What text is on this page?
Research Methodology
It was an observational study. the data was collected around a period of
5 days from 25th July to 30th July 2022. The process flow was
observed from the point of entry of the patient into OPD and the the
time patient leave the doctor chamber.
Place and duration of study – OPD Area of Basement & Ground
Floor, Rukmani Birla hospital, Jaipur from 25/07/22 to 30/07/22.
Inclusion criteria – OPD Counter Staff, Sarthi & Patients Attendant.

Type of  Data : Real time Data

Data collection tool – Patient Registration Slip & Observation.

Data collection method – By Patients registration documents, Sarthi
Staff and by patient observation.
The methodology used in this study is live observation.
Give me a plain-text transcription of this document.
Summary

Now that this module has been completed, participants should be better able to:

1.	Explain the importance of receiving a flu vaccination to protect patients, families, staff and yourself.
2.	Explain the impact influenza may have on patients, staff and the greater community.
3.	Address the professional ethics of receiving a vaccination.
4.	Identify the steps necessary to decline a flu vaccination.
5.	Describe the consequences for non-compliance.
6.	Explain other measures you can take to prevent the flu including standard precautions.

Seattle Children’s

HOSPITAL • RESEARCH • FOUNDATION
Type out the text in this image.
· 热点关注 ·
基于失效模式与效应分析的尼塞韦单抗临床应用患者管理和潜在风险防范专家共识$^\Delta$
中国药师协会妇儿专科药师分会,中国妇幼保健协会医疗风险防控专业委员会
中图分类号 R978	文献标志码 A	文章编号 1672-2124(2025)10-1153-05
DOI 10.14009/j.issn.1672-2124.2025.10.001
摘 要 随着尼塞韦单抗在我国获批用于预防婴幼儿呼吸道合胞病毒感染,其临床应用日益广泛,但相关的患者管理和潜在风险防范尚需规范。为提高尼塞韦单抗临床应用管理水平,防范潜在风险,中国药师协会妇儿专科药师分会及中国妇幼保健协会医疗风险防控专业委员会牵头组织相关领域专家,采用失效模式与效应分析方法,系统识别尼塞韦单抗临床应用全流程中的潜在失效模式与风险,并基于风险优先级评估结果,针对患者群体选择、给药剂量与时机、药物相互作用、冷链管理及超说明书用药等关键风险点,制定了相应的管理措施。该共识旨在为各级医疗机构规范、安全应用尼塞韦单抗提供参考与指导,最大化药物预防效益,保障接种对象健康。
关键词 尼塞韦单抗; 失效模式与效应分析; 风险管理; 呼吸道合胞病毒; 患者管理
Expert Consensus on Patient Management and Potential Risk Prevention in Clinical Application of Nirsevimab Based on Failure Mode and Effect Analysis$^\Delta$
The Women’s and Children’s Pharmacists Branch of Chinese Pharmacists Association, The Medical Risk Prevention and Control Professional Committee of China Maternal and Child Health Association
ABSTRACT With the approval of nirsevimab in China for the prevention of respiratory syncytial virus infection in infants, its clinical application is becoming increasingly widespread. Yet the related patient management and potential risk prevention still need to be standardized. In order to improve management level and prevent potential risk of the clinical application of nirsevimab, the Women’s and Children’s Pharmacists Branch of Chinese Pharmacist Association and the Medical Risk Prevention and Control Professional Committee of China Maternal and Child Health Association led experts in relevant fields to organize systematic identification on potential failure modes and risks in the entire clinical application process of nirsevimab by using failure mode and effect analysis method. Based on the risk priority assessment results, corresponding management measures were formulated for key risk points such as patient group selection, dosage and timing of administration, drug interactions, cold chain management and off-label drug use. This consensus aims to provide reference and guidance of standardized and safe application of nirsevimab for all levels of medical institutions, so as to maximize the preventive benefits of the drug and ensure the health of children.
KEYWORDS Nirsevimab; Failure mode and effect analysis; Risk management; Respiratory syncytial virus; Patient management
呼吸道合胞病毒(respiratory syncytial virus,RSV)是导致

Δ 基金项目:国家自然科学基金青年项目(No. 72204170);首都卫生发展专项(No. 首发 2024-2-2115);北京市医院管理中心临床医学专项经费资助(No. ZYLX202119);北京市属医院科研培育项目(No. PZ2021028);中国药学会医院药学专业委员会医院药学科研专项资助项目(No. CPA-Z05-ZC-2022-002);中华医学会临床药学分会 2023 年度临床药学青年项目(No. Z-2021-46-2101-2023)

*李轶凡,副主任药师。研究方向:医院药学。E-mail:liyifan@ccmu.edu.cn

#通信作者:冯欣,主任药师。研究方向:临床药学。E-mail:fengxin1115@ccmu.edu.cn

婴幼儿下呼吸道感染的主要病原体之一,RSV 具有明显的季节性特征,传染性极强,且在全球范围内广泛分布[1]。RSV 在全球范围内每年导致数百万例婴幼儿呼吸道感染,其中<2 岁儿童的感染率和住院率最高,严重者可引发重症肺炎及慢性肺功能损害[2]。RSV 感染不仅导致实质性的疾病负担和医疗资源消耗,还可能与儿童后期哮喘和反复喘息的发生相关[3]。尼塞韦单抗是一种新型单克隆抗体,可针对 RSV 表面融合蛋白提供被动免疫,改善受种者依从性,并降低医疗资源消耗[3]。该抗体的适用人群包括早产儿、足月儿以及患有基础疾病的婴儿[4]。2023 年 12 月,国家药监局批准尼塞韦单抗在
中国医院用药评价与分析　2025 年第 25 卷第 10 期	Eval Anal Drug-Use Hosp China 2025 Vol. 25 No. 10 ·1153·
☆ ☆ ☆
Each of the entries above needs to be given again exactly.

**ANSWER SECTION**
What text is on this page?
Research Methodology
It was an observational study. the data was collected around a period of
5 days from 25th July to 30th July 2022. The process flow was
observed from the point of entry of the patient into OPD and the the
time patient leave the doctor chamber.
Place and duration of study – OPD Area of Basement & Ground
Floor, Rukmani Birla hospital, Jaipur from 25/07/22 to 30/07/22.
Inclusion criteria – OPD Counter Staff, Sarthi & Patients Attendant.

Type of  Data : Real time Data

Data collection tool – Patient Registration Slip & Observation.

Data collection method – By Patients registration documents, Sarthi
Staff and by patient observation.
The methodology used in this study is live observation.
Give me a plain-text transcription of this document.
Summary

Now that this module has been completed, participants should be better able to:

1.	Explain the importance of receiving a flu vaccination to protect patients, families, staff and yourself.
2.	Explain the impact influenza may have on patients, staff and the greater community.
3.	Address the professional ethics of receiving a vaccination.
4.	Identify the steps necessary to decline a flu vaccination.
5.	Describe the consequences for non-compliance.
6.	Explain other measures you can take to prevent the flu including standard precautions.

Seattle Children’s

HOSPITAL • RESEARCH • FOUNDATION
Type out the text in this image.
· 热点关注 ·
基于失效模式与效应分析的尼塞韦单抗临床应用患者管理和潜在风险防范专家共识$^\Delta$
中国药师协会妇儿专科药师分会,中国妇幼保健协会医疗风险防控专业委员会
中图分类号 R978	文献标志码 A	文章编号 1672-2124(2025)10-1153-05
DOI 10.14009/j.issn.1672-2124.2025.10.001
摘 要 随着尼塞韦单抗在我国获批用于预防婴幼儿呼吸道合胞病毒感染,其临床应用日益广泛,但相关的患者管理和潜在风险防范尚需规范。为提高尼塞韦单抗临床应用管理水平,防范潜在风险,中国药师协会妇儿专科药师分会及中国妇幼保健协会医疗风险防控专业委员会牵头组织相关领域专家,采用失效模式与效应分析方法,系统识别尼塞韦单抗临床应用全流程中的潜在失效模式与风险,并基于风险优先级评估结果,针对患者群体选择、给药剂量与时机、药物相互作用、冷链管理及超说明书用药等关键风险点,制定了相应的管理措施。该共识旨在为各级医疗机构规范、安全应用尼塞韦单抗提供参考与指导,最大化药物预防效益,保障接种对象健康。
关键词 尼塞韦单抗; 失效模式与效应分析; 风险管理; 呼吸道合胞病毒; 患者管理
Expert Consensus on Patient Management and Potential Risk Prevention in Clinical Application of Nirsevimab Based on Failure Mode and Effect Analysis$^\Delta$
The Women’s and Children’s Pharmacists Branch of Chinese Pharmacists Association, The Medical Risk Prevention and Control Professional Committee of China Maternal and Child Health Association
ABSTRACT With the approval of nirsevimab in China for the prevention of respiratory syncytial virus infection in infants, its clinical application is becoming increasingly widespread. Yet the related patient management and potential risk prevention still need to be standardized. In order to improve management level and prevent potential risk of the clinical application of nirsevimab, the Women’s and Children’s Pharmacists Branch of Chinese Pharmacist Association and the Medical Risk Prevention and Control Professional Committee of China Maternal and Child Health Association led experts in relevant fields to organize systematic identification on potential failure modes and risks in the entire clinical application process of nirsevimab by using failure mode and effect analysis method. Based on the risk priority assessment results, corresponding management measures were formulated for key risk points such as patient group selection, dosage and timing of administration, drug interactions, cold chain management and off-label drug use. This consensus aims to provide reference and guidance of standardized and safe application of nirsevimab for all levels of medical institutions, so as to maximize the preventive benefits of the drug and ensure the health of children.
KEYWORDS Nirsevimab; Failure mode and effect analysis; Risk management; Respiratory syncytial virus; Patient management
呼吸道合胞病毒(respiratory syncytial virus,RSV)是导致

Δ 基金项目:国家自然科学基金青年项目(No. 72204170);首都卫生发展专项(No. 首发 2024-2-2115);北京市医院管理中心临床医学专项经费资助(No. ZYLX202119);北京市属医院科研培育项目(No. PZ2021028);中国药学会医院药学专业委员会医院药学科研专项资助项目(No. CPA-Z05-ZC-2022-002);中华医学会临床药学分会 2023 年度临床药学青年项目(No. Z-2021-46-2101-2023)

*李轶凡,副主任药师。研究方向:医院药学。E-mail:liyifan@ccmu.edu.cn

#通信作者:冯欣,主任药师。研究方向:临床药学。E-mail:fengxin1115@ccmu.edu.cn

婴幼儿下呼吸道感染的主要病原体之一,RSV 具有明显的季节性特征,传染性极强,且在全球范围内广泛分布[1]。RSV 在全球范围内每年导致数百万例婴幼儿呼吸道感染,其中<2 岁儿童的感染率和住院率最高,严重者可引发重症肺炎及慢性肺功能损害[2]。RSV 感染不仅导致实质性的疾病负担和医疗资源消耗,还可能与儿童后期哮喘和反复喘息的发生相关[3]。尼塞韦单抗是一种新型单克隆抗体,可针对 RSV 表面融合蛋白提供被动免疫,改善受种者依从性,并降低医疗资源消耗[3]。该抗体的适用人群包括早产儿、足月儿以及患有基础疾病的婴儿[4]。2023 年 12 月,国家药监局批准尼塞韦单抗在
中国医院用药评价与分析　2025 年第 25 卷第 10 期	Eval Anal Drug-Use Hosp China 2025 Vol. 25 No. 10 ·1153·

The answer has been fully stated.